= WHAT THE EXERCISE ASKS =
Print the whole listing exactly.

= TASK INPUTS =
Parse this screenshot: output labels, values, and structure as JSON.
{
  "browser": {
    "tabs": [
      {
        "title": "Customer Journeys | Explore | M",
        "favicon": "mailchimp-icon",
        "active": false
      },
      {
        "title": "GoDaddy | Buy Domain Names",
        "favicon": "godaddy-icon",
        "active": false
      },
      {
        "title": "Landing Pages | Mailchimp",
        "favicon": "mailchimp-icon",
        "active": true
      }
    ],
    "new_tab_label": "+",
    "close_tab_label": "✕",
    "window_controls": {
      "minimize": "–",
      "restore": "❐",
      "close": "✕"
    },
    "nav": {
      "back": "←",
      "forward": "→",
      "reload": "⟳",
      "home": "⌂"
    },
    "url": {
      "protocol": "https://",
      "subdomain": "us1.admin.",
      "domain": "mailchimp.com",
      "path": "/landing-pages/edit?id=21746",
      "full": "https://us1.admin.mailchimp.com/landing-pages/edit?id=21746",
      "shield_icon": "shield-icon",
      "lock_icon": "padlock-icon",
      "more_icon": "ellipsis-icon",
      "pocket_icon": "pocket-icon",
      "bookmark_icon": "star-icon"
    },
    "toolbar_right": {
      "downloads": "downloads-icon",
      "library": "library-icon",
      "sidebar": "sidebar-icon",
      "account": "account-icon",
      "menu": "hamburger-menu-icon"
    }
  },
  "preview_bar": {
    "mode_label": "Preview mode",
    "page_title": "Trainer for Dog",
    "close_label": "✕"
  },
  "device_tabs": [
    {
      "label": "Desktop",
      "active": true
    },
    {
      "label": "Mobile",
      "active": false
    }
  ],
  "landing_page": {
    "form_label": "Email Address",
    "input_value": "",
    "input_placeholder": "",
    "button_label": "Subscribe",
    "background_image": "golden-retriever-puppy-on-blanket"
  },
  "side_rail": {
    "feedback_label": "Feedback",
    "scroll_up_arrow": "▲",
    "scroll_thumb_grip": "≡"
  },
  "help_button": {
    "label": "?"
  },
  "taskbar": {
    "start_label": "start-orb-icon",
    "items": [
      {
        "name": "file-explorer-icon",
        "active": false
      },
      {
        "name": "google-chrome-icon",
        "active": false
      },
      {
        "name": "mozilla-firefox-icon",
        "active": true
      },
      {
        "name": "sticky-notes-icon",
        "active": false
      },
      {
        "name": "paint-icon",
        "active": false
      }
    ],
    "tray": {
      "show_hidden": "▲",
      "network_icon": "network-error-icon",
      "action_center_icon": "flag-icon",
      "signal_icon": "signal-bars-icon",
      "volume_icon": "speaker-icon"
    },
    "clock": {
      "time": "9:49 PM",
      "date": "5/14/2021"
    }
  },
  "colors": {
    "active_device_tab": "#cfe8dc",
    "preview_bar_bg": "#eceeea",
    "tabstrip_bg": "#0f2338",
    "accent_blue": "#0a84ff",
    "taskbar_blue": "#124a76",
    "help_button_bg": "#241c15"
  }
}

= FINISHED ANSWER =
Parse this screenshot: output labels, values, and structure as JSON.
{
  "browser": {
    "tabs": [
      {
        "title": "Customer Journeys | Explore | M",
        "favicon": "mailchimp-icon",
        "active": false
      },
      {
        "title": "GoDaddy | Buy Domain Names",
        "favicon": "godaddy-icon",
        "active": false
      },
      {
        "title": "Landing Pages | Mailchimp",
        "favicon": "mailchimp-icon",
        "active": true
      }
    ],
    "new_tab_label": "+",
    "close_tab_label": "✕",
    "window_controls": {
      "minimize": "–",
      "restore": "❐",
      "close": "✕"
    },
    "nav": {
      "back": "←",
      "forward": "→",
      "reload": "⟳",
      "home": "⌂"
    },
    "url": {
      "protocol": "https://",
      "subdomain": "us1.admin.",
      "domain": "mailchimp.com",
      "path": "/landing-pages/edit?id=21746",
      "full": "https://us1.admin.mailchimp.com/landing-pages/edit?id=21746",
      "shield_icon": "shield-icon",
      "lock_icon": "padlock-icon",
      "more_icon": "ellipsis-icon",
      "pocket_icon": "pocket-icon",
      "bookmark_icon": "star-icon"
    },
    "toolbar_right": {
      "downloads": "downloads-icon",
      "library": "library-icon",
      "sidebar": "sidebar-icon",
      "account": "account-icon",
      "menu": "hamburger-menu-icon"
    }
  },
  "preview_bar": {
    "mode_label": "Preview mode",
    "page_title": "Trainer for Dog",
    "close_label": "✕"
  },
  "device_tabs": [
    {
      "label": "Desktop",
      "active": true
    },
    {
      "label": "Mobile",
      "active": false
    }
  ],
  "landing_page": {
    "form_label": "Email Address",
    "input_value": "",
    "input_placeholder": "",
    "button_label": "Subscribe",
    "background_image": "golden-retriever-puppy-on-blanket"
  },
  "side_rail": {
    "feedback_label": "Feedback",
    "scroll_up_arrow": "▲",
    "scroll_thumb_grip": "≡"
  },
  "help_button": {
    "label": "?"
  },
  "taskbar": {
    "start_label": "start-orb-icon",
    "items": [
      {
        "name": "file-explorer-icon",
        "active": false
      },
      {
        "name": "google-chrome-icon",
        "active": false
      },
      {
        "name": "mozilla-firefox-icon",
        "active": true
      },
      {
        "name": "sticky-notes-icon",
        "active": false
      },
      {
        "name": "paint-icon",
        "active": false
      }
    ],
    "tray": {
      "show_hidden": "▲",
      "network_icon": "network-error-icon",
      "action_center_icon": "flag-icon",
      "signal_icon": "signal-bars-icon",
      "volume_icon": "speaker-icon"
    },
    "clock": {
      "time": "9:49 PM",
      "date": "5/14/2021"
    }
  },
  "colors": {
    "active_device_tab": "#cfe8dc",
    "preview_bar_bg": "#eceeea",
    "tabstrip_bg": "#0f2338",
    "accent_blue": "#0a84ff",
    "taskbar_blue": "#124a76",
    "help_button_bg": "#241c15"
  }
}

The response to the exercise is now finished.